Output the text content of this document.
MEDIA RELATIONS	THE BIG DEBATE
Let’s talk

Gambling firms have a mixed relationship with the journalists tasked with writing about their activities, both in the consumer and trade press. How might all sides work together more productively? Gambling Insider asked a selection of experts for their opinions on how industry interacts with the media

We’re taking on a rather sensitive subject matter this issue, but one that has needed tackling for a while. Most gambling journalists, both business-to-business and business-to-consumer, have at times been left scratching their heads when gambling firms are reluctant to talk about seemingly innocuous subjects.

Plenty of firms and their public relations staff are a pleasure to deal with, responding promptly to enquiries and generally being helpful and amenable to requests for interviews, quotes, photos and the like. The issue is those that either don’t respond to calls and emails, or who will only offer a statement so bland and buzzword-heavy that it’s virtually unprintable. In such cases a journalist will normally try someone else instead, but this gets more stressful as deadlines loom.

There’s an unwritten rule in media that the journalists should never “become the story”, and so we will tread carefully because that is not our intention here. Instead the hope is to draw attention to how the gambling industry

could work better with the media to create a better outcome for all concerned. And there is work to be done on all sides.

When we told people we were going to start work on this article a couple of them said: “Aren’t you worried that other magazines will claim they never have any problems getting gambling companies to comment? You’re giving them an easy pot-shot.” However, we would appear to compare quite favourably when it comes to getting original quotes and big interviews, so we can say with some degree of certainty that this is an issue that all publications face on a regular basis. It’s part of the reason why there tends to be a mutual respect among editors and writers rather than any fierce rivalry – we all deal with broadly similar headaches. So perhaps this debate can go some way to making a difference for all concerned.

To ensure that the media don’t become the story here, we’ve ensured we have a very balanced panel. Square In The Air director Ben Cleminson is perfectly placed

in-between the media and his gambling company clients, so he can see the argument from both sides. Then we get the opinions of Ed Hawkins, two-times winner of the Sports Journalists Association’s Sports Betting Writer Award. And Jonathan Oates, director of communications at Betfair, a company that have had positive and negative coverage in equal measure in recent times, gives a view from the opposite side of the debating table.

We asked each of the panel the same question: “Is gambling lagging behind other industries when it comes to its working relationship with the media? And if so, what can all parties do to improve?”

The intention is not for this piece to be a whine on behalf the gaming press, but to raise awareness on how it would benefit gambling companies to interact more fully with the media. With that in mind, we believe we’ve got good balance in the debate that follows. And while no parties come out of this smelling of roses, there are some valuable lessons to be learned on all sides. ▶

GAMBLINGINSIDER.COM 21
════════════════════
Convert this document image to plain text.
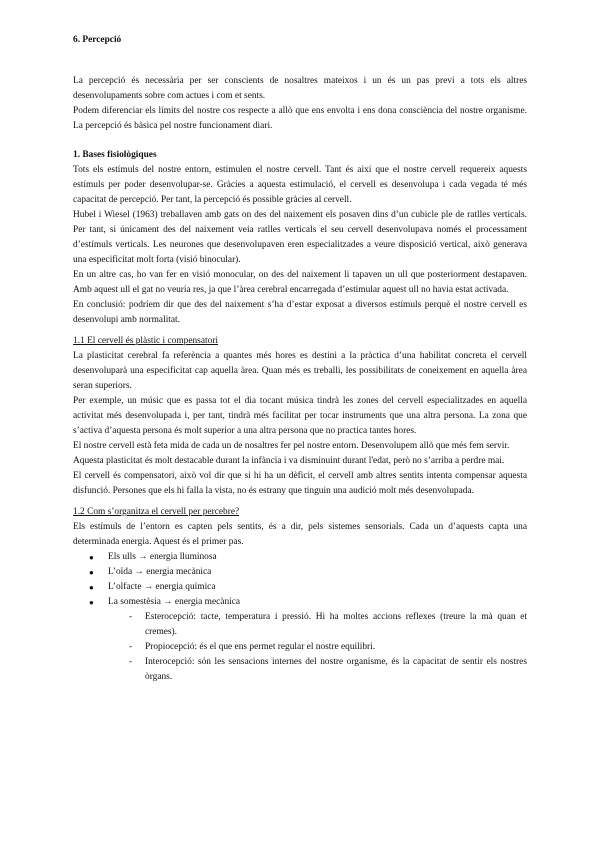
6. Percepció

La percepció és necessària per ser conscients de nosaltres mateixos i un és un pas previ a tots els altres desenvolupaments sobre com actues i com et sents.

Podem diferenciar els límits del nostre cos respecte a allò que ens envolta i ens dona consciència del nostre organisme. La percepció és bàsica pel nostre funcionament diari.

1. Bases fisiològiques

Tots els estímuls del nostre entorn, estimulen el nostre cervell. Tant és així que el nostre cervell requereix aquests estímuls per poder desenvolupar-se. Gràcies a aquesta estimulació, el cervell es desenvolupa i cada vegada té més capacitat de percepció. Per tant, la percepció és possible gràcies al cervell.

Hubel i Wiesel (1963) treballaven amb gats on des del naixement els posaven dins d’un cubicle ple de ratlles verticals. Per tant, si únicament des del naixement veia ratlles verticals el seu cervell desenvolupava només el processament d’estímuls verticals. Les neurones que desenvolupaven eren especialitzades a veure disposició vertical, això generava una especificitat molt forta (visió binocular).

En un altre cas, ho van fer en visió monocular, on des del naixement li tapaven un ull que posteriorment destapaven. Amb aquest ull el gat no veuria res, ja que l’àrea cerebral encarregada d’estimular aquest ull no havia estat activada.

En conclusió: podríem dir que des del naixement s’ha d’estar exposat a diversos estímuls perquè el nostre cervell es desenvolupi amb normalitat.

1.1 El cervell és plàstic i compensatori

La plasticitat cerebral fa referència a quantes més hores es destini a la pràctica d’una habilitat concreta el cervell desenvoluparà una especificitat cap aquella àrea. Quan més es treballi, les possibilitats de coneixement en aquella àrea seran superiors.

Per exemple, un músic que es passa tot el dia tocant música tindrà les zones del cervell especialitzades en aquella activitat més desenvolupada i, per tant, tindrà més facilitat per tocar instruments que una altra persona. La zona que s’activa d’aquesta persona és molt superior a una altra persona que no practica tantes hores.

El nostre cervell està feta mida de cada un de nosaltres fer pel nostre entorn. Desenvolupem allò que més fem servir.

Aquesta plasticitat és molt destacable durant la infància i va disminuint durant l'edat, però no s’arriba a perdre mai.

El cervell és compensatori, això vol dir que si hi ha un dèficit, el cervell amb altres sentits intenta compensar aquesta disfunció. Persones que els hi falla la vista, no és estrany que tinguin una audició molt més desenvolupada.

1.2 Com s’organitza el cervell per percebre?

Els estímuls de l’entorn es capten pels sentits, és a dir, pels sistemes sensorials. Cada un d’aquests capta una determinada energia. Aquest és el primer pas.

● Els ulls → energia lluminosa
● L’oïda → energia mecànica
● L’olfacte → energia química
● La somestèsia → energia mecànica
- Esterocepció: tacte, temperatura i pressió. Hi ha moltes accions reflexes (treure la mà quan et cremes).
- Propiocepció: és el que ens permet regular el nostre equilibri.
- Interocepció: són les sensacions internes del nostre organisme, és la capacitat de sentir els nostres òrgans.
════════════════════
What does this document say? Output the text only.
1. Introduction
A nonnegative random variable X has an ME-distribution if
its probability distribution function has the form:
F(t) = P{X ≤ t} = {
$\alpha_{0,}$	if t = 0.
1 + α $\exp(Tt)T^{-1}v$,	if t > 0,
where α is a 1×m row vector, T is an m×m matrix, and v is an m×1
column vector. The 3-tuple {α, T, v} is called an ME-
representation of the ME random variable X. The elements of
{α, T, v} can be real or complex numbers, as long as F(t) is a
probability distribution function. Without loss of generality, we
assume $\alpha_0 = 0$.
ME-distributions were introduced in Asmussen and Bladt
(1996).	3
════════════════════
Give back only a number, the number of lines where the string "compensatori" occurs.

2